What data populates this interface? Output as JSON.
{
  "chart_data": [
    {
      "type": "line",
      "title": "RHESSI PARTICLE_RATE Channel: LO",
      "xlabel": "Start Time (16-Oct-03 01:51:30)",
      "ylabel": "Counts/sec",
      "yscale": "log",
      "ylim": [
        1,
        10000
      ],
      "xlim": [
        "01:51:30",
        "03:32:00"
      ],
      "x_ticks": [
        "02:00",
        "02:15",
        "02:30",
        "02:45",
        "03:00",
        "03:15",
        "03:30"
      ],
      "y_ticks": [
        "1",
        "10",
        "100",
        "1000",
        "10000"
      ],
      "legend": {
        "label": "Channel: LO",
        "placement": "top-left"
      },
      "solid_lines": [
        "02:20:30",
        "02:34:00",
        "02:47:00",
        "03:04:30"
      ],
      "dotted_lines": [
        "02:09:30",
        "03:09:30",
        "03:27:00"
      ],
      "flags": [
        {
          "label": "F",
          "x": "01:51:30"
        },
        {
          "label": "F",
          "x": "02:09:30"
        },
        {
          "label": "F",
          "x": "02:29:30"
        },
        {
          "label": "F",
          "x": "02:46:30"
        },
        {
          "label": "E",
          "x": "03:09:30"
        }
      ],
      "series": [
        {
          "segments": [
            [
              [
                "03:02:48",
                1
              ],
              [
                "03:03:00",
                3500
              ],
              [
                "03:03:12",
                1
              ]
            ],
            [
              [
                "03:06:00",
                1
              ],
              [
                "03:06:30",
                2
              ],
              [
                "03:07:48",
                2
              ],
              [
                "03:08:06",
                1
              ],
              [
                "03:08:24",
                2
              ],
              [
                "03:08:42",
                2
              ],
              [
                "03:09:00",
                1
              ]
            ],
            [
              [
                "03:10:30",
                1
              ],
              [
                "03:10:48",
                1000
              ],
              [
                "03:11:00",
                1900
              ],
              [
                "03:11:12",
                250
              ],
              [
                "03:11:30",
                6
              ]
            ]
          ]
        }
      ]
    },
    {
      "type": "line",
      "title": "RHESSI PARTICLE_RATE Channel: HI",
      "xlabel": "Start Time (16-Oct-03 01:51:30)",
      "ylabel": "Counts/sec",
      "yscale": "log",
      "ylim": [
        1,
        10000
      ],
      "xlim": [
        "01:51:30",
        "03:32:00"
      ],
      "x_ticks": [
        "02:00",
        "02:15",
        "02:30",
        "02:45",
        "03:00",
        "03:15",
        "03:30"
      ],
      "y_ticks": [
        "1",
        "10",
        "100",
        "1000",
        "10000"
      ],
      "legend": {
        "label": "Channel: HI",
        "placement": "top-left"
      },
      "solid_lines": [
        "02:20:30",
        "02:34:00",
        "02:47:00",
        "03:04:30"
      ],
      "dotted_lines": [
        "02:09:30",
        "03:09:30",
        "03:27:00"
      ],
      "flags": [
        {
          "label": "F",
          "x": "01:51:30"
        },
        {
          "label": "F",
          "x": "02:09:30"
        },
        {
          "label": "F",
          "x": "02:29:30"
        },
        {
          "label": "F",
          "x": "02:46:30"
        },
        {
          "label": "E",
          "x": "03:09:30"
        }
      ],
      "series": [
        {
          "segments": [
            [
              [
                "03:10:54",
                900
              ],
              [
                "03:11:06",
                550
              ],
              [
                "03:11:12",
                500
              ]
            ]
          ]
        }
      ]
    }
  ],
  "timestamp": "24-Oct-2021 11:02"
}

※ ※ ※

**Short problem**
What is the number of lines in the data holding the word "title"? Reply with that number only.

**Solution to this task**
2